[Begin The data]

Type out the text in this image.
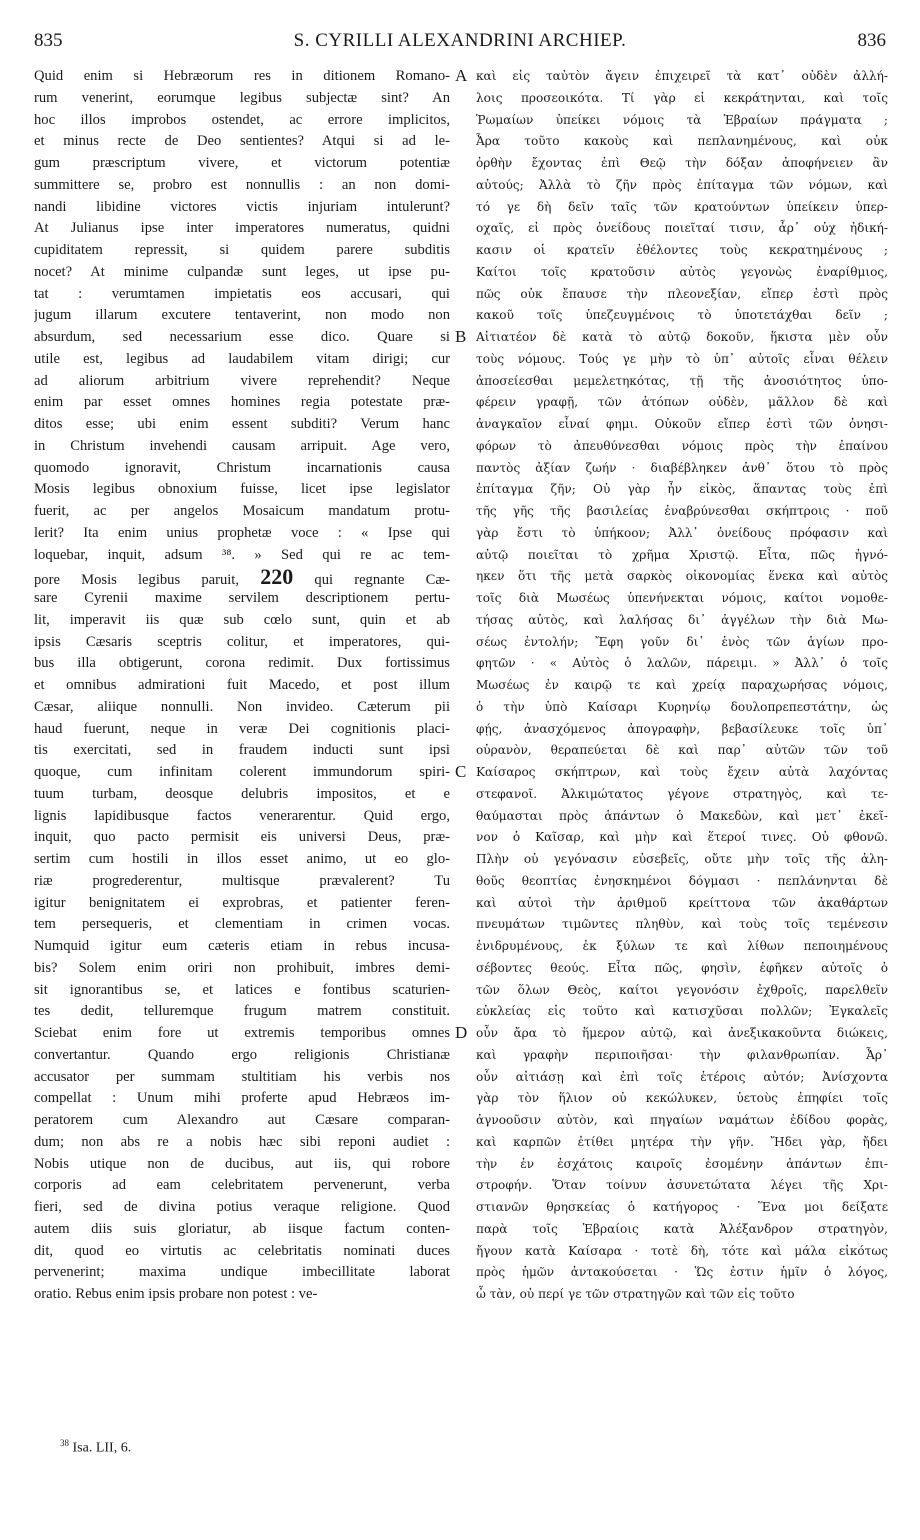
835	S. CYRILLI ALEXANDRINI ARCHIEP.	836
Quid enim si Hebræorum res in ditionem Romano-
rum venerint, eorumque legibus subjectæ sint? An
hoc illos improbos ostendet, ac errore implicitos,
et minus recte de Deo sentientes? Atqui si ad le-
gum præscriptum vivere, et victorum potentiæ
summittere se, probro est nonnullis : an non domi-
nandi libidine victores victis injuriam intulerunt?
At Julianus ipse inter imperatores numeratus, quidni
cupiditatem repressit, si quidem parere subditis
nocet? At minime culpandæ sunt leges, ut ipse pu-
tat : verumtamen impietatis eos accusari, qui
jugum illarum excutere tentaverint, non modo non
absurdum, sed necessarium esse dico. Quare si
utile est, legibus ad laudabilem vitam dirigi; cur
ad aliorum arbitrium vivere reprehendit? Neque
enim par esset omnes homines regia potestate præ-
ditos esse; ubi enim essent subditi? Verum hanc
in Christum invehendi causam arripuit. Age vero,
quomodo ignoravit, Christum incarnationis causa
Mosis legibus obnoxium fuisse, licet ipse legislator
fuerit, ac per angelos Mosaicum mandatum protu-
lerit? Ita enim unius prophetæ voce : « Ipse qui
loquebar, inquit, adsum ³⁸. » Sed qui re ac tem-
pore Mosis legibus paruit, 220 qui regnante Cæ-
sare Cyrenii maxime servilem descriptionem pertu-
lit, imperavit iis quæ sub cœlo sunt, quin et ab
ipsis Cæsaris sceptris colitur, et imperatores, qui-
bus illa obtigerunt, corona redimit. Dux fortissimus
et omnibus admirationi fuit Macedo, et post illum
Cæsar, aliique nonnulli. Non invideo. Cæterum pii
haud fuerunt, neque in veræ Dei cognitionis placi-
tis exercitati, sed in fraudem inducti sunt ipsi
quoque, cum infinitam colerent immundorum spiri-
tuum turbam, deosque delubris impositos, et e
lignis lapidibusque factos venerarentur. Quid ergo,
inquit, quo pacto permisit eis universi Deus, præ-
sertim cum hostili in illos esset animo, ut eo glo-
riæ progrederentur, multisque prævalerent? Tu
igitur benignitatem ei exprobras, et patienter feren-
tem persequeris, et clementiam in crimen vocas.
Numquid igitur eum cæteris etiam in rebus incusa-
bis? Solem enim oriri non prohibuit, imbres demi-
sit ignorantibus se, et latices e fontibus scaturien-
tes dedit, telluremque frugum matrem constituit.
Sciebat enim fore ut extremis temporibus omnes
convertantur. Quando ergo religionis Christianæ
accusator per summam stultitiam his verbis nos
compellat : Unum mihi proferte apud Hebræos im-
peratorem cum Alexandro aut Cæsare comparan-
dum; non abs re a nobis hæc sibi reponi audiet :
Nobis utique non de ducibus, aut iis, qui robore
corporis ad eam celebritatem pervenerunt, verba
fieri, sed de divina potius veraque religione. Quod
autem diis suis gloriatur, ab iisque factum conten-
dit, quod eo virtutis ac celebritatis nominati duces
pervenerint; maxima undique imbecillitate laborat
oratio. Rebus enim ipsis probare non potest : ve-
καὶ εἰς ταὐτὸν ἄγειν ἐπιχειρεῖ τὰ κατ᾽ οὐδὲν ἀλλή-
λοις προσεοικότα. Τί γὰρ εἰ κεκράτηνται, καὶ τοῖς
Ῥωμαίων ὑπείκει νόμοις τὰ Ἑβραίων πράγματα ;
Ἆρα τοῦτο κακοὺς καὶ πεπλανημένους, καὶ οὐκ
ὀρθὴν ἔχοντας ἐπὶ Θεῷ τὴν δόξαν ἀποφήνειεν ἂν
αὐτούς; Ἀλλὰ τὸ ζῆν πρὸς ἐπίταγμα τῶν νόμων, καὶ
τό γε δὴ δεῖν ταῖς τῶν κρατούντων ὑπείκειν ὑπερ-
οχαῖς, εἰ πρὸς ὀνείδους ποιεῖταί τισιν, ἆρ᾽ οὐχ ἠδική-
κασιν οἱ κρατεῖν ἐθέλοντες τοὺς κεκρατημένους ;
Καίτοι τοῖς κρατοῦσιν αὐτὸς γεγονὼς ἐναρίθμιος,
πῶς οὐκ ἔπαυσε τὴν πλεονεξίαν, εἴπερ ἐστὶ πρὸς
κακοῦ τοῖς ὑπεζευγμένοις τὸ ὑποτετάχθαι δεῖν ;
Αἰτιατέον δὲ κατὰ τὸ αὐτῷ δοκοῦν, ἥκιστα μὲν οὖν
τοὺς νόμους. Τούς γε μὴν τὸ ὑπ᾽ αὐτοῖς εἶναι θέλειν
ἀποσείεσθαι μεμελετηκότας, τῇ τῆς ἀνοσιότητος ὑπο-
φέρειν γραφῇ, τῶν ἀτόπων οὐδὲν, μᾶλλον δὲ καὶ
ἀναγκαῖον εἶναί φημι. Οὐκοῦν εἴπερ ἐστὶ τῶν ὀνησι-
φόρων τὸ ἀπευθύνεσθαι νόμοις πρὸς τὴν ἐπαίνου
παντὸς ἀξίαν ζωήν · διαβέβληκεν ἀνθ᾽ ὅτου τὸ πρὸς
ἐπίταγμα ζῆν; Οὐ γὰρ ἦν εἰκὸς, ἅπαντας τοὺς ἐπὶ
τῆς γῆς τῆς βασιλείας ἐναβρύνεσθαι σκήπτροις · ποῦ
γὰρ ἔστι τὸ ὑπήκοον; Ἀλλ᾽ ὀνείδους πρόφασιν καὶ
αὐτῷ ποιεῖται τὸ χρῆμα Χριστῷ. Εἶτα, πῶς ἠγνό-
ηκεν ὅτι τῆς μετὰ σαρκὸς οἰκονομίας ἕνεκα καὶ αὐτὸς
τοῖς διὰ Μωσέως ὑπενήνεκται νόμοις, καίτοι νομοθε-
τήσας αὐτὸς, καὶ λαλήσας δι᾽ ἀγγέλων τὴν διὰ Μω-
σέως ἐντολήν; Ἔφη γοῦν δι᾽ ἑνὸς τῶν ἁγίων προ-
φητῶν · « Αὐτὸς ὁ λαλῶν, πάρειμι. » Ἀλλ᾽ ὁ τοῖς
Μωσέως ἐν καιρῷ τε καὶ χρείᾳ παραχωρήσας νόμοις,
ὁ τὴν ὑπὸ Καίσαρι Κυρηνίῳ δουλοπρεπεστάτην, ὡς
φῄς, ἀνασχόμενος ἀπογραφὴν, βεβασίλευκε τοῖς ὑπ᾽
οὐρανὸν, θεραπεύεται δὲ καὶ παρ᾽ αὐτῶν τῶν τοῦ
Καίσαρος σκήπτρων, καὶ τοὺς ἔχειν αὐτὰ λαχόντας
στεφανοῖ. Ἀλκιμώτατος γέγονε στρατηγὸς, καὶ τε-
θαύμασται πρὸς ἁπάντων ὁ Μακεδὼν, καὶ μετ᾽ ἐκεῖ-
νον ὁ Καῖσαρ, καὶ μὴν καὶ ἕτεροί τινες. Οὐ φθονῶ.
Πλὴν οὐ γεγόνασιν εὐσεβεῖς, οὔτε μὴν τοῖς τῆς ἀλη-
θοῦς θεοπτίας ἐνησκημένοι δόγμασι · πεπλάνηνται δὲ
καὶ αὐτοὶ τὴν ἀριθμοῦ κρείττονα τῶν ἀκαθάρτων
πνευμάτων τιμῶντες πληθὺν, καὶ τοὺς τοῖς τεμένεσιν
ἐνιδρυμένους, ἐκ ξύλων τε καὶ λίθων πεποιημένους
σέβοντες θεούς. Εἶτα πῶς, φησὶν, ἐφῆκεν αὐτοῖς ὁ
τῶν ὅλων Θεὸς, καίτοι γεγονόσιν ἐχθροῖς, παρελθεῖν
εὐκλείας εἰς τοῦτο καὶ κατισχῦσαι πολλῶν; Ἐγκαλεῖς
οὖν ἄρα τὸ ἥμερον αὐτῷ, καὶ ἀνεξικακοῦντα διώκεις,
καὶ γραφὴν περιποιῆσαι· τὴν φιλανθρωπίαν. Ἆρ᾽
οὖν αἰτιάσῃ καὶ ἐπὶ τοῖς ἑτέροις αὐτόν; Ἀνίσχοντα
γὰρ τὸν ἥλιον οὐ κεκώλυκεν, ὑετοὺς ἐπηφίει τοῖς
ἀγνοοῦσιν αὐτὸν, καὶ πηγαίων ναμάτων ἐδίδου φορὰς,
καὶ καρπῶν ἐτίθει μητέρα τὴν γῆν. Ἤδει γὰρ, ἤδει
τὴν ἐν ἐσχάτοις καιροῖς ἐσομένην ἁπάντων ἐπι-
στροφήν. Ὅταν τοίνυν ἀσυνετώτατα λέγει τῆς Χρι-
στιανῶν θρησκείας ὁ κατήγορος · Ἕνα μοι δείξατε
παρὰ τοῖς Ἑβραίοις κατὰ Ἀλέξανδρον στρατηγὸν,
ἤγουν κατὰ Καίσαρα · τοτὲ δὴ, τότε καὶ μάλα εἰκότως
πρὸς ἡμῶν ἀντακούσεται · Ὥς ἐστιν ἡμῖν ὁ λόγος,
ὦ τὰν, οὐ περί γε τῶν στρατηγῶν καὶ τῶν εἰς τοῦτο
A
B
C
D
$^{38}$ Isa. LII, 6.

[End The data]

• **Written instruction**
Using the listing above, work out how many of its lines include "αὐτοῖς", and give only the result.

• **Finished exercise**
2